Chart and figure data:
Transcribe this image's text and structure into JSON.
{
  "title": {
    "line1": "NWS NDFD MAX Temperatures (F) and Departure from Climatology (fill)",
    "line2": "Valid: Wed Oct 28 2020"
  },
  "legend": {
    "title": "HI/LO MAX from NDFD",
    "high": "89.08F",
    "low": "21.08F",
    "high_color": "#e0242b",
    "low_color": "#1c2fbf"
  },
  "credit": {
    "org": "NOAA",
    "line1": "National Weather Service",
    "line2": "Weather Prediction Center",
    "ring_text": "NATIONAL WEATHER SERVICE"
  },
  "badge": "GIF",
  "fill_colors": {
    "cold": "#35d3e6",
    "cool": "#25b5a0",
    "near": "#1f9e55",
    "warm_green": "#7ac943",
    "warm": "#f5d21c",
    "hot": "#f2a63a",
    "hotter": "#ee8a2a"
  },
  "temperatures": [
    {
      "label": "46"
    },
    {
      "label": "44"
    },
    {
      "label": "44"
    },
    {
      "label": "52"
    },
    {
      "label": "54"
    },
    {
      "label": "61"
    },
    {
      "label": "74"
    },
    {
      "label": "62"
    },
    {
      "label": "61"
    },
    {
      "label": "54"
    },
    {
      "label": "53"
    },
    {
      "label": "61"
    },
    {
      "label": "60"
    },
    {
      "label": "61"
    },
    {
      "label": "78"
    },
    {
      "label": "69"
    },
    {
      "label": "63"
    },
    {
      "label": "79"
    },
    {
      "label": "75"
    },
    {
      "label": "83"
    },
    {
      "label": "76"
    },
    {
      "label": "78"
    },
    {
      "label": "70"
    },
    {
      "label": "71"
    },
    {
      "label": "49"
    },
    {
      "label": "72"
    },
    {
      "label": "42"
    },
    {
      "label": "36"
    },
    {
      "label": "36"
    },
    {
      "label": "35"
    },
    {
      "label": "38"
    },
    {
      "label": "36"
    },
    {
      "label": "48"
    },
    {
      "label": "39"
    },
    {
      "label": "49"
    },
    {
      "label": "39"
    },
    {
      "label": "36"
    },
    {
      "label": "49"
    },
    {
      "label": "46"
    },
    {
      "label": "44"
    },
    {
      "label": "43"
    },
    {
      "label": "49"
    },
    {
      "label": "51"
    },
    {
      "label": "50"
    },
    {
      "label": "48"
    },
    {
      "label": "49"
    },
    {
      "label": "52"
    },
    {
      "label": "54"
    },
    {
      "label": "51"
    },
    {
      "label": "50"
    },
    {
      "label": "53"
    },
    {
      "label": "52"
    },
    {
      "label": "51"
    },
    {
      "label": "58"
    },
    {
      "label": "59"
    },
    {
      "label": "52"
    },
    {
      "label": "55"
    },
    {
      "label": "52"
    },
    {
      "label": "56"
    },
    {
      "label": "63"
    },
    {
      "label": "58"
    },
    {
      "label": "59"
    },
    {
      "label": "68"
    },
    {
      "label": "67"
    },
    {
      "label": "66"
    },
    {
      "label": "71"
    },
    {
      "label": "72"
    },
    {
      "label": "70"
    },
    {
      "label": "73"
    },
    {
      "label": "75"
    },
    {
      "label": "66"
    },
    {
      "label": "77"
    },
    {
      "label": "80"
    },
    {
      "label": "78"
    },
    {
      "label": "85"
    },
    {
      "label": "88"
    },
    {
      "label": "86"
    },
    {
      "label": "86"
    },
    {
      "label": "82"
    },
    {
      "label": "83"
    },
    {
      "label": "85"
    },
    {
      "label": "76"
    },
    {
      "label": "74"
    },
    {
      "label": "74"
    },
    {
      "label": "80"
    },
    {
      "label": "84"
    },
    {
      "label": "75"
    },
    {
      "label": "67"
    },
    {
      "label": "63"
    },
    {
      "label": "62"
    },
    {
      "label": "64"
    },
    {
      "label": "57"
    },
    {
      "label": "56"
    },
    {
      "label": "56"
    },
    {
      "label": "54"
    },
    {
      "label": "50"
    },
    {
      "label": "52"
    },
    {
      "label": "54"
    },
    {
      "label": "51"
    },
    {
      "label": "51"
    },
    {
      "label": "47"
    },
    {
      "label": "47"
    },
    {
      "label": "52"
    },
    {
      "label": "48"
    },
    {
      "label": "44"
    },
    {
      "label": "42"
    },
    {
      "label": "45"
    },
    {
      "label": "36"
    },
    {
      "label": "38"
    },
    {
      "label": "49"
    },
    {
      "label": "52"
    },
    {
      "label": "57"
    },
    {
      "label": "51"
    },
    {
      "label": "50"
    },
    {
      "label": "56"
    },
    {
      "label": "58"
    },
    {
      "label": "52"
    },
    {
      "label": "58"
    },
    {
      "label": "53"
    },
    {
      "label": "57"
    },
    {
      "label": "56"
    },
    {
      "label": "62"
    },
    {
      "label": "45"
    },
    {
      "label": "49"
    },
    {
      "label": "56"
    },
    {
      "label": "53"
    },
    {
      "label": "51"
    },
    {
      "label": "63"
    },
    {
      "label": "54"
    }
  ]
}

### Short task:
Reproduce all data above, unchanged.

### Exercise answer:
Transcribe this image's text and structure into JSON.
{
  "title": {
    "line1": "NWS NDFD MAX Temperatures (F) and Departure from Climatology (fill)",
    "line2": "Valid: Wed Oct 28 2020"
  },
  "legend": {
    "title": "HI/LO MAX from NDFD",
    "high": "89.08F",
    "low": "21.08F",
    "high_color": "#e0242b",
    "low_color": "#1c2fbf"
  },
  "credit": {
    "org": "NOAA",
    "line1": "National Weather Service",
    "line2": "Weather Prediction Center",
    "ring_text": "NATIONAL WEATHER SERVICE"
  },
  "badge": "GIF",
  "fill_colors": {
    "cold": "#35d3e6",
    "cool": "#25b5a0",
    "near": "#1f9e55",
    "warm_green": "#7ac943",
    "warm": "#f5d21c",
    "hot": "#f2a63a",
    "hotter": "#ee8a2a"
  },
  "temperatures": [
    {
      "label": "46"
    },
    {
      "label": "44"
    },
    {
      "label": "44"
    },
    {
      "label": "52"
    },
    {
      "label": "54"
    },
    {
      "label": "61"
    },
    {
      "label": "74"
    },
    {
      "label": "62"
    },
    {
      "label": "61"
    },
    {
      "label": "54"
    },
    {
      "label": "53"
    },
    {
      "label": "61"
    },
    {
      "label": "60"
    },
    {
      "label": "61"
    },
    {
      "label": "78"
    },
    {
      "label": "69"
    },
    {
      "label": "63"
    },
    {
      "label": "79"
    },
    {
      "label": "75"
    },
    {
      "label": "83"
    },
    {
      "label": "76"
    },
    {
      "label": "78"
    },
    {
      "label": "70"
    },
    {
      "label": "71"
    },
    {
      "label": "49"
    },
    {
      "label": "72"
    },
    {
      "label": "42"
    },
    {
      "label": "36"
    },
    {
      "label": "36"
    },
    {
      "label": "35"
    },
    {
      "label": "38"
    },
    {
      "label": "36"
    },
    {
      "label": "48"
    },
    {
      "label": "39"
    },
    {
      "label": "49"
    },
    {
      "label": "39"
    },
    {
      "label": "36"
    },
    {
      "label": "49"
    },
    {
      "label": "46"
    },
    {
      "label": "44"
    },
    {
      "label": "43"
    },
    {
      "label": "49"
    },
    {
      "label": "51"
    },
    {
      "label": "50"
    },
    {
      "label": "48"
    },
    {
      "label": "49"
    },
    {
      "label": "52"
    },
    {
      "label": "54"
    },
    {
      "label": "51"
    },
    {
      "label": "50"
    },
    {
      "label": "53"
    },
    {
      "label": "52"
    },
    {
      "label": "51"
    },
    {
      "label": "58"
    },
    {
      "label": "59"
    },
    {
      "label": "52"
    },
    {
      "label": "55"
    },
    {
      "label": "52"
    },
    {
      "label": "56"
    },
    {
      "label": "63"
    },
    {
      "label": "58"
    },
    {
      "label": "59"
    },
    {
      "label": "68"
    },
    {
      "label": "67"
    },
    {
      "label": "66"
    },
    {
      "label": "71"
    },
    {
      "label": "72"
    },
    {
      "label": "70"
    },
    {
      "label": "73"
    },
    {
      "label": "75"
    },
    {
      "label": "66"
    },
    {
      "label": "77"
    },
    {
      "label": "80"
    },
    {
      "label": "78"
    },
    {
      "label": "85"
    },
    {
      "label": "88"
    },
    {
      "label": "86"
    },
    {
      "label": "86"
    },
    {
      "label": "82"
    },
    {
      "label": "83"
    },
    {
      "label": "85"
    },
    {
      "label": "76"
    },
    {
      "label": "74"
    },
    {
      "label": "74"
    },
    {
      "label": "80"
    },
    {
      "label": "84"
    },
    {
      "label": "75"
    },
    {
      "label": "67"
    },
    {
      "label": "63"
    },
    {
      "label": "62"
    },
    {
      "label": "64"
    },
    {
      "label": "57"
    },
    {
      "label": "56"
    },
    {
      "label": "56"
    },
    {
      "label": "54"
    },
    {
      "label": "50"
    },
    {
      "label": "52"
    },
    {
      "label": "54"
    },
    {
      "label": "51"
    },
    {
      "label": "51"
    },
    {
      "label": "47"
    },
    {
      "label": "47"
    },
    {
      "label": "52"
    },
    {
      "label": "48"
    },
    {
      "label": "44"
    },
    {
      "label": "42"
    },
    {
      "label": "45"
    },
    {
      "label": "36"
    },
    {
      "label": "38"
    },
    {
      "label": "49"
    },
    {
      "label": "52"
    },
    {
      "label": "57"
    },
    {
      "label": "51"
    },
    {
      "label": "50"
    },
    {
      "label": "56"
    },
    {
      "label": "58"
    },
    {
      "label": "52"
    },
    {
      "label": "58"
    },
    {
      "label": "53"
    },
    {
      "label": "57"
    },
    {
      "label": "56"
    },
    {
      "label": "62"
    },
    {
      "label": "45"
    },
    {
      "label": "49"
    },
    {
      "label": "56"
    },
    {
      "label": "53"
    },
    {
      "label": "51"
    },
    {
      "label": "63"
    },
    {
      "label": "54"
    }
  ]
}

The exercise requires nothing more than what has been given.